Exercise brief: State how many lines in the entries below contain "liberties". Write nothing but the number.

---------------

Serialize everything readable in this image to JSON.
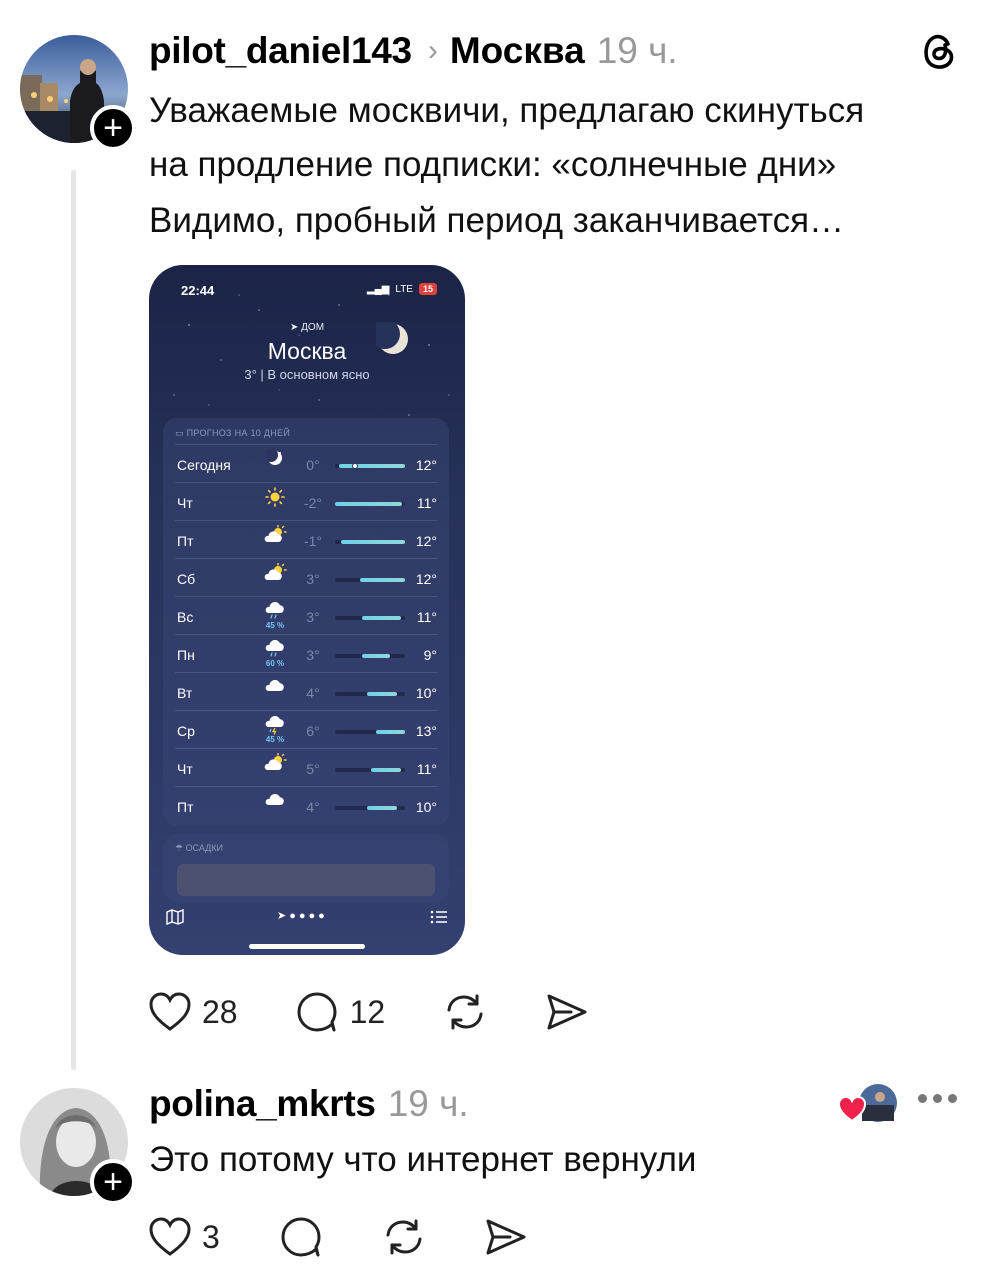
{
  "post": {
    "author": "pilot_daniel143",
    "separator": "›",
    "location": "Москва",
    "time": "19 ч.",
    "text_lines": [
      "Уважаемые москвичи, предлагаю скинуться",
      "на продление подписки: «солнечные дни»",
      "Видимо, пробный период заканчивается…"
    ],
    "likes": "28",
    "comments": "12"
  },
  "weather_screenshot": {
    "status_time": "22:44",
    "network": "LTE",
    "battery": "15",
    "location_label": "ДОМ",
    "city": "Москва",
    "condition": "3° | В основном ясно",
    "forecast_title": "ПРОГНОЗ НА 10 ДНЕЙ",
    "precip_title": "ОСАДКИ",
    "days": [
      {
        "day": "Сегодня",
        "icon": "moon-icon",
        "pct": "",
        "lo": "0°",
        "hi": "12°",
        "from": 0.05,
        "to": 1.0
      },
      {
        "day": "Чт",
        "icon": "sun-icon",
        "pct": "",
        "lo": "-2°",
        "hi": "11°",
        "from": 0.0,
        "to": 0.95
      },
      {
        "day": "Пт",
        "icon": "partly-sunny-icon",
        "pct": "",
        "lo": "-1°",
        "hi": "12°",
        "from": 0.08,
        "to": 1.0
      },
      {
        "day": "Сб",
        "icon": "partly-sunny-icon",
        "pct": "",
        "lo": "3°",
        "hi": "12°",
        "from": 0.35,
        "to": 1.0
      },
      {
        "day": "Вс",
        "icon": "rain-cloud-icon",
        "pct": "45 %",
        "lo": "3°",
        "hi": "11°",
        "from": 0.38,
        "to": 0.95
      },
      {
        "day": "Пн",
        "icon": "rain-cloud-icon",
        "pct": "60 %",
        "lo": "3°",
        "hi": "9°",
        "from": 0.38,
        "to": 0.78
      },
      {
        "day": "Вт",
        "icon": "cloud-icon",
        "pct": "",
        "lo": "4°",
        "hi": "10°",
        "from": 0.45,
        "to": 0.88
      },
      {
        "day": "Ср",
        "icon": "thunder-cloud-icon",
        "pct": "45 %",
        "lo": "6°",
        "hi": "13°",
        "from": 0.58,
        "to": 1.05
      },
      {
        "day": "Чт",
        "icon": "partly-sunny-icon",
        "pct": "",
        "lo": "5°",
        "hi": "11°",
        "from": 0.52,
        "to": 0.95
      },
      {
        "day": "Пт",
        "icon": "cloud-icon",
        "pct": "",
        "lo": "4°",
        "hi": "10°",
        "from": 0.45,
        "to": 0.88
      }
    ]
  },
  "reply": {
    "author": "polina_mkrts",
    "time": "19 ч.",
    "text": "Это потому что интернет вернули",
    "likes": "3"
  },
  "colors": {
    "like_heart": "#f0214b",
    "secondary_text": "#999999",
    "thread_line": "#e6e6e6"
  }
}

---------------

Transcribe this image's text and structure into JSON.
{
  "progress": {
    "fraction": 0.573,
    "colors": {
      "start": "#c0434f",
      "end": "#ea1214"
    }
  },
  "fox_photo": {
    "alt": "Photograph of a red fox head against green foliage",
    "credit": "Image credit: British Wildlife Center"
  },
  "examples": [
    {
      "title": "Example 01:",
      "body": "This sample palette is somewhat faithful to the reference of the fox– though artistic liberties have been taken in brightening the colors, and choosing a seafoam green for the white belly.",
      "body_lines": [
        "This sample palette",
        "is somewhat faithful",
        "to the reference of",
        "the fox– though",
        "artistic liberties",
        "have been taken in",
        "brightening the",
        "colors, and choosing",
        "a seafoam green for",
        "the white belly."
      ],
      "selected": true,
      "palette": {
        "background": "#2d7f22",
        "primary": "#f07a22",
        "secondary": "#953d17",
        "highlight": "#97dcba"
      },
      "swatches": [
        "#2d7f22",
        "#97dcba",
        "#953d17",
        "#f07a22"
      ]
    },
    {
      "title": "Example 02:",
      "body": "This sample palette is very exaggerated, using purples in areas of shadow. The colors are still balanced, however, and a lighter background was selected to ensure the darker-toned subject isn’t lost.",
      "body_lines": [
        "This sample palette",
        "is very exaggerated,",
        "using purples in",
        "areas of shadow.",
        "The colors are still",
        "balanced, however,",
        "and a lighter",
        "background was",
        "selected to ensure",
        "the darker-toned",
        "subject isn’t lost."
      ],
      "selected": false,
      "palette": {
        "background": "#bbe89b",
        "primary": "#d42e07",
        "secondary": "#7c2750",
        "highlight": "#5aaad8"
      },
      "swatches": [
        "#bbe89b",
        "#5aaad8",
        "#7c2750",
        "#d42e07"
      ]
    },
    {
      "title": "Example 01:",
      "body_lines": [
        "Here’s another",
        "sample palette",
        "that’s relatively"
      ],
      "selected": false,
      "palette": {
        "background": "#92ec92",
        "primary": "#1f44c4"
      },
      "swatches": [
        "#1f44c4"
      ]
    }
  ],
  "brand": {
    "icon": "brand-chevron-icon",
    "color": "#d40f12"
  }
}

---------------

Written answer: 2